= Exercise requirements =
Write the records out again, precisely as they stand.

>>>

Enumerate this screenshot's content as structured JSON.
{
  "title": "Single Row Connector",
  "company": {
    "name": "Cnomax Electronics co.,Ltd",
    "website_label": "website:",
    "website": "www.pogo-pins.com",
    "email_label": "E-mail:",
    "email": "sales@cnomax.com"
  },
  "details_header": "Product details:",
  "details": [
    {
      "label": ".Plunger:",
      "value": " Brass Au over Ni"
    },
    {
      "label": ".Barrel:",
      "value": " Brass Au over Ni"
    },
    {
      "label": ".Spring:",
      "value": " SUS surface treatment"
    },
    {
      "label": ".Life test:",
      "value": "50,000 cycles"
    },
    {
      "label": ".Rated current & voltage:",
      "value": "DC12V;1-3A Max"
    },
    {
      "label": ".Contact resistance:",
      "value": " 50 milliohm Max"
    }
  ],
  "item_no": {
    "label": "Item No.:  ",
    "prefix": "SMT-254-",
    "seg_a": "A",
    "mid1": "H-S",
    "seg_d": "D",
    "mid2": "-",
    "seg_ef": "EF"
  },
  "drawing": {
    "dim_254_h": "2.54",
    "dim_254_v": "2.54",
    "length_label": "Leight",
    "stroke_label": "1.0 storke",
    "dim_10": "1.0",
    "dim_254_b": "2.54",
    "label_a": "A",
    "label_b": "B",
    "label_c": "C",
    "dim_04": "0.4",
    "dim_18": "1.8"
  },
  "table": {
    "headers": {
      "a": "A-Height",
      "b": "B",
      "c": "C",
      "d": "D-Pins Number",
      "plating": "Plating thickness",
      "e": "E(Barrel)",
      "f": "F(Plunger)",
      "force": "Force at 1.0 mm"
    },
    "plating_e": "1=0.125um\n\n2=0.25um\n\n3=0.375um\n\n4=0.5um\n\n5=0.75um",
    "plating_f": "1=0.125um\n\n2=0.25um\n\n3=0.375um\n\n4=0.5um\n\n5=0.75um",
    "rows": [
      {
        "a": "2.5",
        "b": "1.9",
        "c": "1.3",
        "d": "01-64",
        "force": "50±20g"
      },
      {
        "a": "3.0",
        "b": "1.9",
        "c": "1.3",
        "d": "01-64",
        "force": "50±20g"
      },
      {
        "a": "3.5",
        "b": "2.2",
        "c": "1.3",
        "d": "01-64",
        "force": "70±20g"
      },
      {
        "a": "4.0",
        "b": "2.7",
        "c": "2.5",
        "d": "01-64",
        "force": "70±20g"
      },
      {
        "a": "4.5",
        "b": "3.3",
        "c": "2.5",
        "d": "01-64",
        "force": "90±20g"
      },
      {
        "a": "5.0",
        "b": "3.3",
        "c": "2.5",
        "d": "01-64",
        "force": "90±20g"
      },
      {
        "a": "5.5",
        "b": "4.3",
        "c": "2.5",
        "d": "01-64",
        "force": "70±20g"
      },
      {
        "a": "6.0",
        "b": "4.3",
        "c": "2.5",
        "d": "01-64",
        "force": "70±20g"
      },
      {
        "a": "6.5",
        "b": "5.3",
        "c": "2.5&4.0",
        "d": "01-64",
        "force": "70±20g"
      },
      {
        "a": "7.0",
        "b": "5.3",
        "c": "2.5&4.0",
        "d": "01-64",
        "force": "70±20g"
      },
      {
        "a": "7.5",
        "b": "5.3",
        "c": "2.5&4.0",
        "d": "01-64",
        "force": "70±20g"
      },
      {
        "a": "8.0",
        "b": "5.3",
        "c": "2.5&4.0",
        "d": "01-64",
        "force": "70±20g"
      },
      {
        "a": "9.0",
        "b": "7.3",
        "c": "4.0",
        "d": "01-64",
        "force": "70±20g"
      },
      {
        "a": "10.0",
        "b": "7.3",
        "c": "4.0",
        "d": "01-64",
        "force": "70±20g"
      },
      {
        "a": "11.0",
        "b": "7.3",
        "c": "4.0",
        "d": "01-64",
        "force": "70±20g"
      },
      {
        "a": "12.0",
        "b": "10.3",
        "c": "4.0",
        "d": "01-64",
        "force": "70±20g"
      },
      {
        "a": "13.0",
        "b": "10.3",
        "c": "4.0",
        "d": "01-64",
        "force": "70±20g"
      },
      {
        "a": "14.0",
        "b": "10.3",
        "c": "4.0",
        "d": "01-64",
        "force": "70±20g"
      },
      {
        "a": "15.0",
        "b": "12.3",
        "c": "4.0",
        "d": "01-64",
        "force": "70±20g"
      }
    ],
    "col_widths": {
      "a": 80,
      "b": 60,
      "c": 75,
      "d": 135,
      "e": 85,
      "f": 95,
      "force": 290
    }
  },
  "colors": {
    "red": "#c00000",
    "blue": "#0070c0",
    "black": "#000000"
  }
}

<<<

= Written reply =
Enumerate this screenshot's content as structured JSON.
{
  "title": "Single Row Connector",
  "company": {
    "name": "Cnomax Electronics co.,Ltd",
    "website_label": "website:",
    "website": "www.pogo-pins.com",
    "email_label": "E-mail:",
    "email": "sales@cnomax.com"
  },
  "details_header": "Product details:",
  "details": [
    {
      "label": ".Plunger:",
      "value": " Brass Au over Ni"
    },
    {
      "label": ".Barrel:",
      "value": " Brass Au over Ni"
    },
    {
      "label": ".Spring:",
      "value": " SUS surface treatment"
    },
    {
      "label": ".Life test:",
      "value": "50,000 cycles"
    },
    {
      "label": ".Rated current & voltage:",
      "value": "DC12V;1-3A Max"
    },
    {
      "label": ".Contact resistance:",
      "value": " 50 milliohm Max"
    }
  ],
  "item_no": {
    "label": "Item No.:  ",
    "prefix": "SMT-254-",
    "seg_a": "A",
    "mid1": "H-S",
    "seg_d": "D",
    "mid2": "-",
    "seg_ef": "EF"
  },
  "drawing": {
    "dim_254_h": "2.54",
    "dim_254_v": "2.54",
    "length_label": "Leight",
    "stroke_label": "1.0 storke",
    "dim_10": "1.0",
    "dim_254_b": "2.54",
    "label_a": "A",
    "label_b": "B",
    "label_c": "C",
    "dim_04": "0.4",
    "dim_18": "1.8"
  },
  "table": {
    "headers": {
      "a": "A-Height",
      "b": "B",
      "c": "C",
      "d": "D-Pins Number",
      "plating": "Plating thickness",
      "e": "E(Barrel)",
      "f": "F(Plunger)",
      "force": "Force at 1.0 mm"
    },
    "plating_e": "1=0.125um\n\n2=0.25um\n\n3=0.375um\n\n4=0.5um\n\n5=0.75um",
    "plating_f": "1=0.125um\n\n2=0.25um\n\n3=0.375um\n\n4=0.5um\n\n5=0.75um",
    "rows": [
      {
        "a": "2.5",
        "b": "1.9",
        "c": "1.3",
        "d": "01-64",
        "force": "50±20g"
      },
      {
        "a": "3.0",
        "b": "1.9",
        "c": "1.3",
        "d": "01-64",
        "force": "50±20g"
      },
      {
        "a": "3.5",
        "b": "2.2",
        "c": "1.3",
        "d": "01-64",
        "force": "70±20g"
      },
      {
        "a": "4.0",
        "b": "2.7",
        "c": "2.5",
        "d": "01-64",
        "force": "70±20g"
      },
      {
        "a": "4.5",
        "b": "3.3",
        "c": "2.5",
        "d": "01-64",
        "force": "90±20g"
      },
      {
        "a": "5.0",
        "b": "3.3",
        "c": "2.5",
        "d": "01-64",
        "force": "90±20g"
      },
      {
        "a": "5.5",
        "b": "4.3",
        "c": "2.5",
        "d": "01-64",
        "force": "70±20g"
      },
      {
        "a": "6.0",
        "b": "4.3",
        "c": "2.5",
        "d": "01-64",
        "force": "70±20g"
      },
      {
        "a": "6.5",
        "b": "5.3",
        "c": "2.5&4.0",
        "d": "01-64",
        "force": "70±20g"
      },
      {
        "a": "7.0",
        "b": "5.3",
        "c": "2.5&4.0",
        "d": "01-64",
        "force": "70±20g"
      },
      {
        "a": "7.5",
        "b": "5.3",
        "c": "2.5&4.0",
        "d": "01-64",
        "force": "70±20g"
      },
      {
        "a": "8.0",
        "b": "5.3",
        "c": "2.5&4.0",
        "d": "01-64",
        "force": "70±20g"
      },
      {
        "a": "9.0",
        "b": "7.3",
        "c": "4.0",
        "d": "01-64",
        "force": "70±20g"
      },
      {
        "a": "10.0",
        "b": "7.3",
        "c": "4.0",
        "d": "01-64",
        "force": "70±20g"
      },
      {
        "a": "11.0",
        "b": "7.3",
        "c": "4.0",
        "d": "01-64",
        "force": "70±20g"
      },
      {
        "a": "12.0",
        "b": "10.3",
        "c": "4.0",
        "d": "01-64",
        "force": "70±20g"
      },
      {
        "a": "13.0",
        "b": "10.3",
        "c": "4.0",
        "d": "01-64",
        "force": "70±20g"
      },
      {
        "a": "14.0",
        "b": "10.3",
        "c": "4.0",
        "d": "01-64",
        "force": "70±20g"
      },
      {
        "a": "15.0",
        "b": "12.3",
        "c": "4.0",
        "d": "01-64",
        "force": "70±20g"
      }
    ],
    "col_widths": {
      "a": 80,
      "b": 60,
      "c": 75,
      "d": 135,
      "e": 85,
      "f": 95,
      "force": 290
    }
  },
  "colors": {
    "red": "#c00000",
    "blue": "#0070c0",
    "black": "#000000"
  }
}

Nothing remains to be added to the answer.